- _SHORT EXERCISE_: Work through the data below line by line and say how many lines hold "will"; give only the number.

- _DATA FOR THIS EXERCISE_:
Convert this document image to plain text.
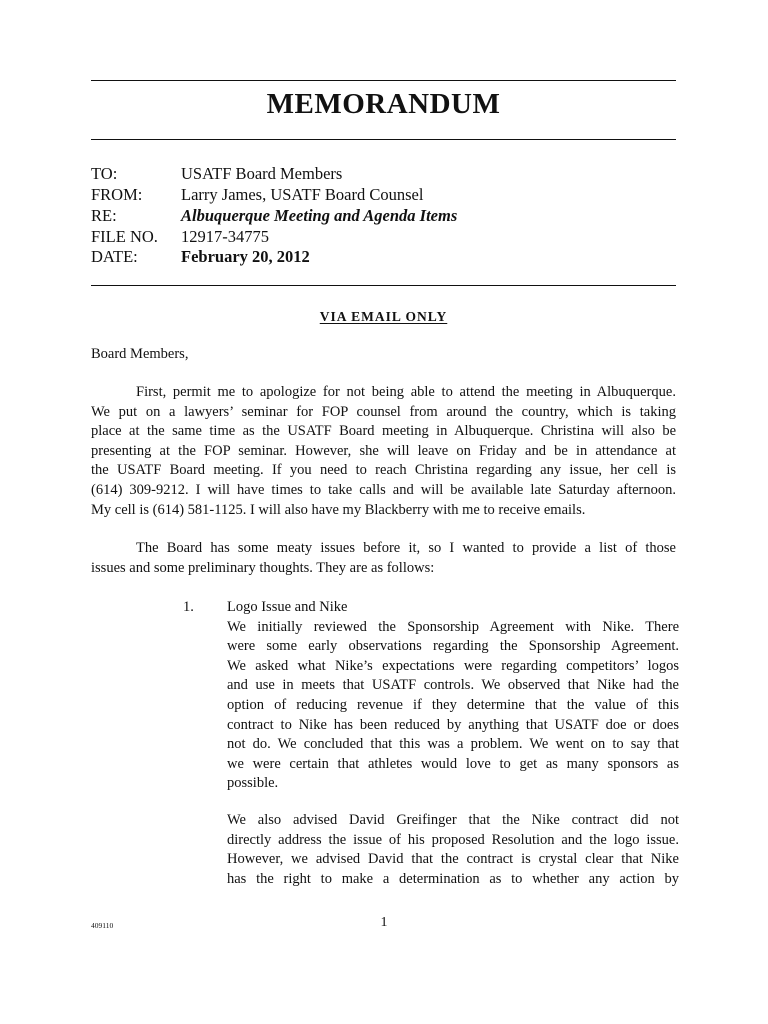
MEMORANDUM
TO:	USATF Board Members
FROM: Larry James, USATF Board Counsel
RE:	Albuquerque Meeting and Agenda Items
FILE NO. 12917-34775
DATE:	February 20, 2012
VIA EMAIL ONLY
Board Members,
First, permit me to apologize for not being able to attend the meeting in Albuquerque.
We put on a lawyers’ seminar for FOP counsel from around the country, which is taking
place at the same time as the USATF Board meeting in Albuquerque. Christina will also be
presenting at the FOP seminar. However, she will leave on Friday and be in attendance at
the USATF Board meeting. If you need to reach Christina regarding any issue, her cell is
(614) 309-9212. I will have times to take calls and will be available late Saturday afternoon.
My cell is (614) 581-1125. I will also have my Blackberry with me to receive emails.
The Board has some meaty issues before it, so I wanted to provide a list of those
issues and some preliminary thoughts. They are as follows:
1. Logo Issue and Nike
We initially reviewed the Sponsorship Agreement with Nike. There
were some early observations regarding the Sponsorship Agreement.
We asked what Nike’s expectations were regarding competitors’ logos
and use in meets that USATF controls. We observed that Nike had the
option of reducing revenue if they determine that the value of this
contract to Nike has been reduced by anything that USATF doe or does
not do. We concluded that this was a problem. We went on to say that
we were certain that athletes would love to get as many sponsors as
possible.
We also advised David Greifinger that the Nike contract did not
directly address the issue of his proposed Resolution and the logo issue.
However, we advised David that the contract is crystal clear that Nike
has the right to make a determination as to whether any action by
409110	1
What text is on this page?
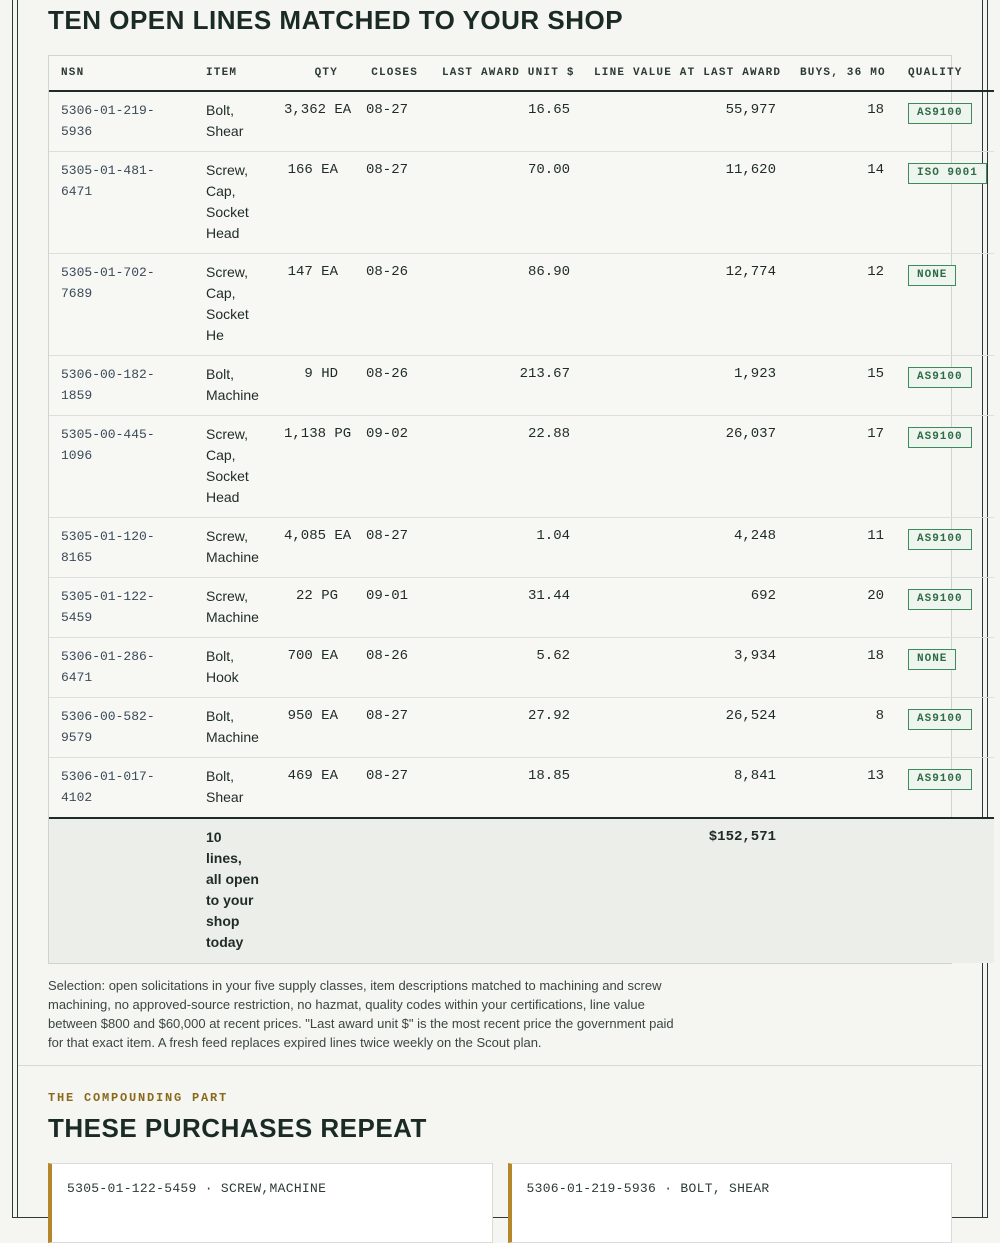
TEN OPEN LINES MATCHED TO YOUR SHOP
NSN	ITEM	QTY	CLOSES	LAST AWARD UNIT $	LINE VALUE AT LAST AWARD	BUYS, 36 MO	QUALITY
5306-01-219-5936	Bolt, Shear	3,362 EA	08-27	16.65	55,977	18	AS9100
5305-01-481-6471	Screw, Cap, Socket Head	166 EA	08-27	70.00	11,620	14	ISO 9001
5305-01-702-7689	Screw, Cap, Socket He	147 EA	08-26	86.90	12,774	12	NONE
5306-00-182-1859	Bolt, Machine	9 HD	08-26	213.67	1,923	15	AS9100
5305-00-445-1096	Screw, Cap, Socket Head	1,138 PG	09-02	22.88	26,037	17	AS9100
5305-01-120-8165	Screw, Machine	4,085 EA	08-27	1.04	4,248	11	AS9100
5305-01-122-5459	Screw, Machine	22 PG	09-01	31.44	692	20	AS9100
5306-01-286-6471	Bolt, Hook	700 EA	08-26	5.62	3,934	18	NONE
5306-00-582-9579	Bolt, Machine	950 EA	08-27	27.92	26,524	8	AS9100
5306-01-017-4102	Bolt, Shear	469 EA	08-27	18.85	8,841	13	AS9100
	10 lines, all open to your shop today				$152,571		

Selection: open solicitations in your five supply classes, item descriptions matched to machining and screw machining, no approved-source restriction, no hazmat, quality codes within your certifications, line value between $800 and $60,000 at recent prices. "Last award unit $" is the most recent price the government paid for that exact item. A fresh feed replaces expired lines twice weekly on the Scout plan.

THE COMPOUNDING PART
THESE PURCHASES REPEAT
5305-01-122-5459 · SCREW,MACHINE	5306-01-219-5936 · BOLT, SHEAR
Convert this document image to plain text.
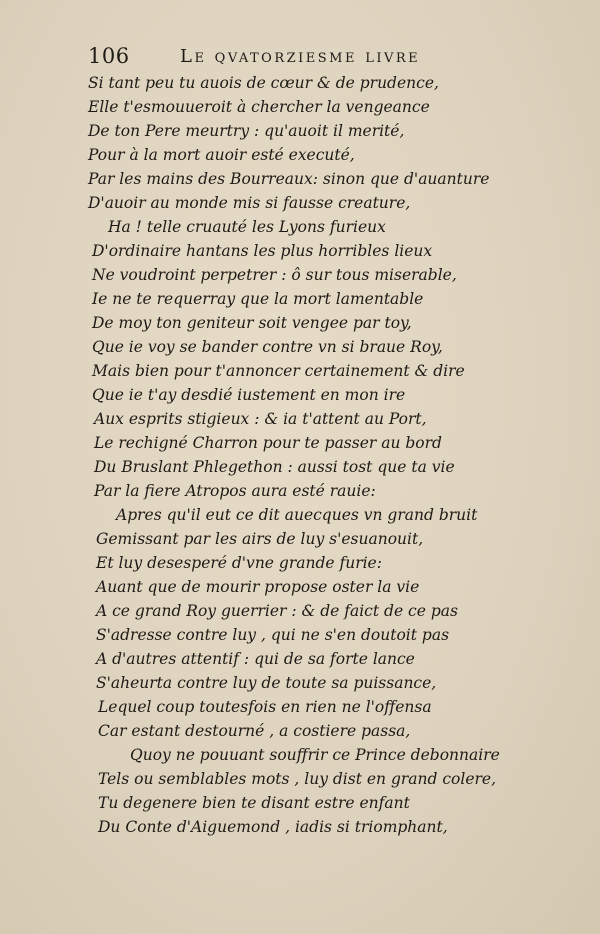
106	Le qvatorziesme livre
Si tant peu tu auois de cœur & de prudence,
Elle t'esmouueroit à chercher la vengeance
De ton Pere meurtry : qu'auoit il merité,
Pour à la mort auoir esté executé,
Par les mains des Bourreaux: sinon que d'auanture
D'auoir au monde mis si fausse creature,
Ha ! telle cruauté les Lyons furieux
D'ordinaire hantans les plus horribles lieux
Ne voudroint perpetrer : ô sur tous miserable,
Ie ne te requerray que la mort lamentable
De moy ton geniteur soit vengee par toy,
Que ie voy se bander contre vn si braue Roy,
Mais bien pour t'annoncer certainement & dire
Que ie t'ay desdié iustement en mon ire
Aux esprits stigieux : & ia t'attent au Port,
Le rechigné Charron pour te passer au bord
Du Bruslant Phlegethon : aussi tost que ta vie
Par la fiere Atropos aura esté rauie:
Apres qu'il eut ce dit auecques vn grand bruit
Gemissant par les airs de luy s'esuanouit,
Et luy desesperé d'vne grande furie:
Auant que de mourir propose oster la vie
A ce grand Roy guerrier : & de faict de ce pas
S'adresse contre luy , qui ne s'en doutoit pas
A d'autres attentif : qui de sa forte lance
S'aheurta contre luy de toute sa puissance,
Lequel coup toutesfois en rien ne l'offensa
Car estant destourné , a costiere passa,
Quoy ne pouuant souffrir ce Prince debonnaire
Tels ou semblables mots , luy dist en grand colere,
Tu degenere bien te disant estre enfant
Du Conte d'Aiguemond , iadis si triomphant,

- _EXERCISE RESULT_: 4